Copy out all the lines in the records that include the word "经双方自愿".

* Start Extracted entries *

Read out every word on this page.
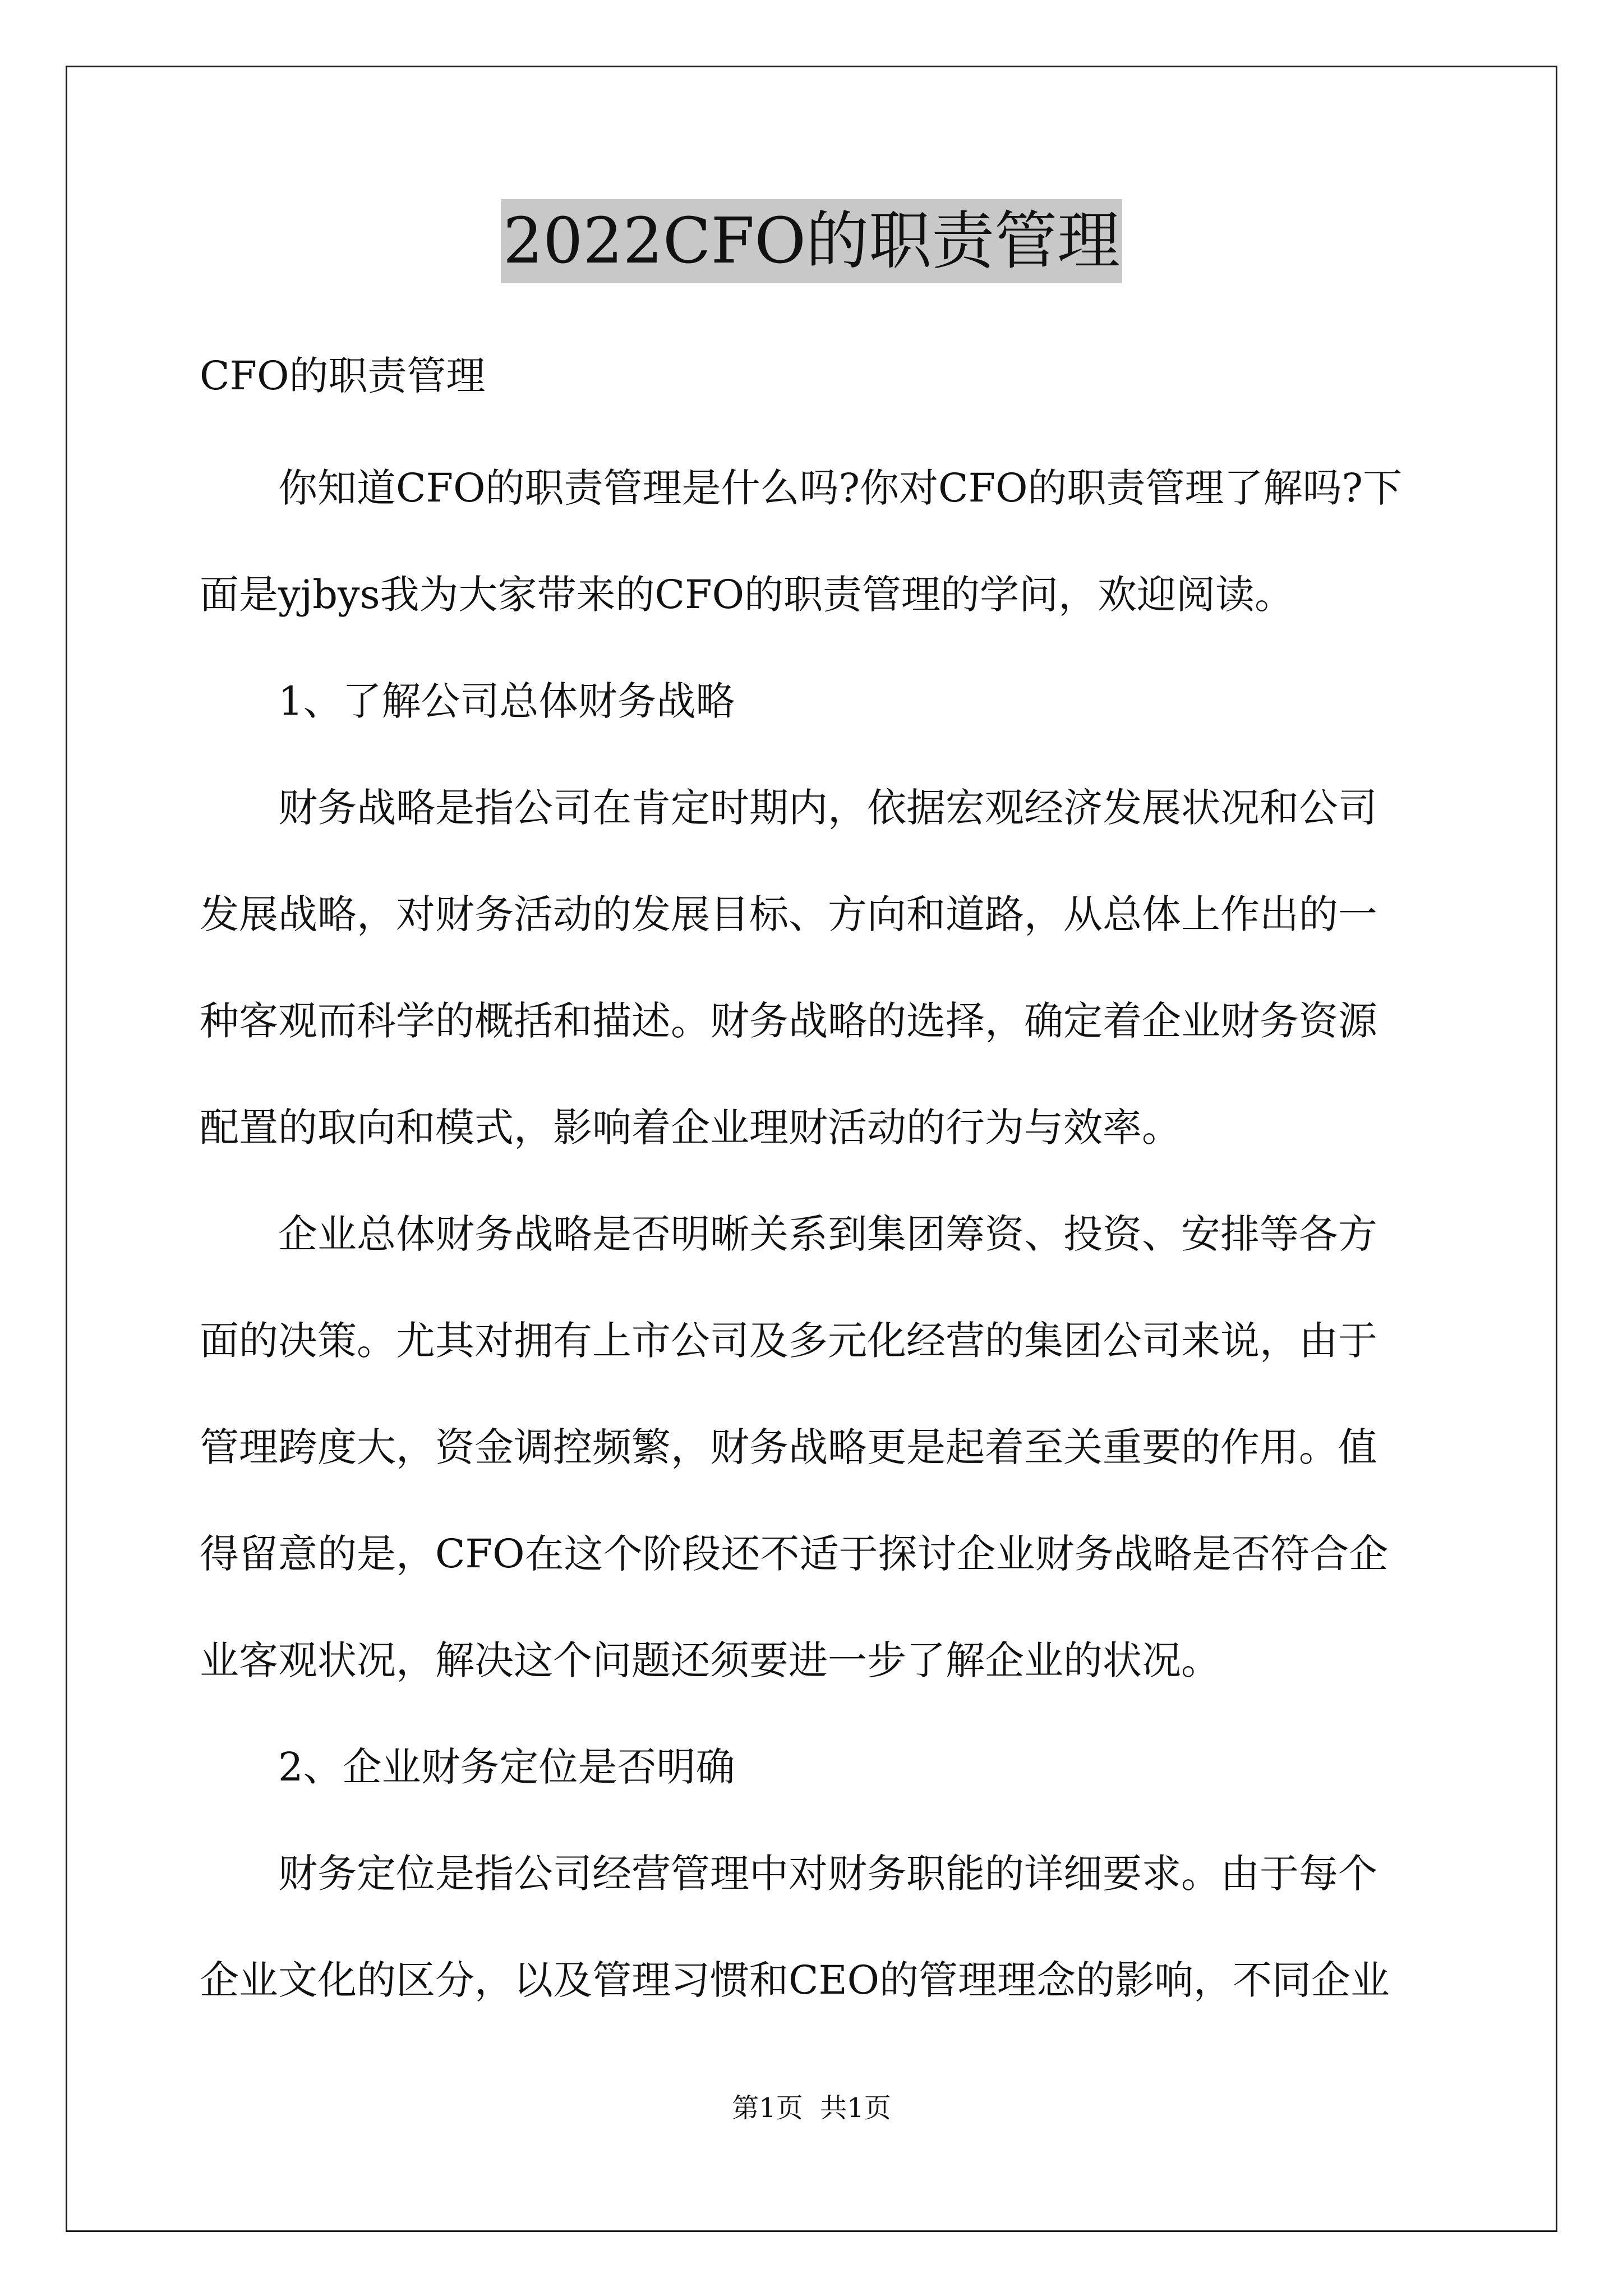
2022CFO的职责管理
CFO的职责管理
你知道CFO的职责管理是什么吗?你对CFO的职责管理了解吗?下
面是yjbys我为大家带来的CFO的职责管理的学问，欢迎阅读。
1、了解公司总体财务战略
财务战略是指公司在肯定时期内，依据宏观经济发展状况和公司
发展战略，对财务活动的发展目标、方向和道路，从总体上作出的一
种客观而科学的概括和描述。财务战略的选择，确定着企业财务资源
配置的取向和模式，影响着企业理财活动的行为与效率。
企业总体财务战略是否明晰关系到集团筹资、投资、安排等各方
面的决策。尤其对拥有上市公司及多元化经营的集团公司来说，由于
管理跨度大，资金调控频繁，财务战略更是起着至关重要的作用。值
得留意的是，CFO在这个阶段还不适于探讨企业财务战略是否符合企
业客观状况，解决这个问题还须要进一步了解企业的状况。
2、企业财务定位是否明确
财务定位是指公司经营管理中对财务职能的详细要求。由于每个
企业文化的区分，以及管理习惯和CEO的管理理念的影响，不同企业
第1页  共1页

* End Extracted entries *
* Start Extracted entries *

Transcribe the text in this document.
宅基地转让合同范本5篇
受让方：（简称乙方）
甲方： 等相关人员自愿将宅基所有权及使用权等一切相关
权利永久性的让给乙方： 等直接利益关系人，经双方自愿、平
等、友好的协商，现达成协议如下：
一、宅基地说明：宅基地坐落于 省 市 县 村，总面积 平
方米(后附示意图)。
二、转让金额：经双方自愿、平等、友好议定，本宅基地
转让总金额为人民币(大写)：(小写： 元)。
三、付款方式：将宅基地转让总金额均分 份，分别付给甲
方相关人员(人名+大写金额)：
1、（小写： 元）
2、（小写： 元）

* End Extracted entries *

▶ [Solution to this problem]:
权利永久性的让给乙方： 等直接利益关系人，经双方自愿、平
二、转让金额：经双方自愿、平等、友好议定，本宅基地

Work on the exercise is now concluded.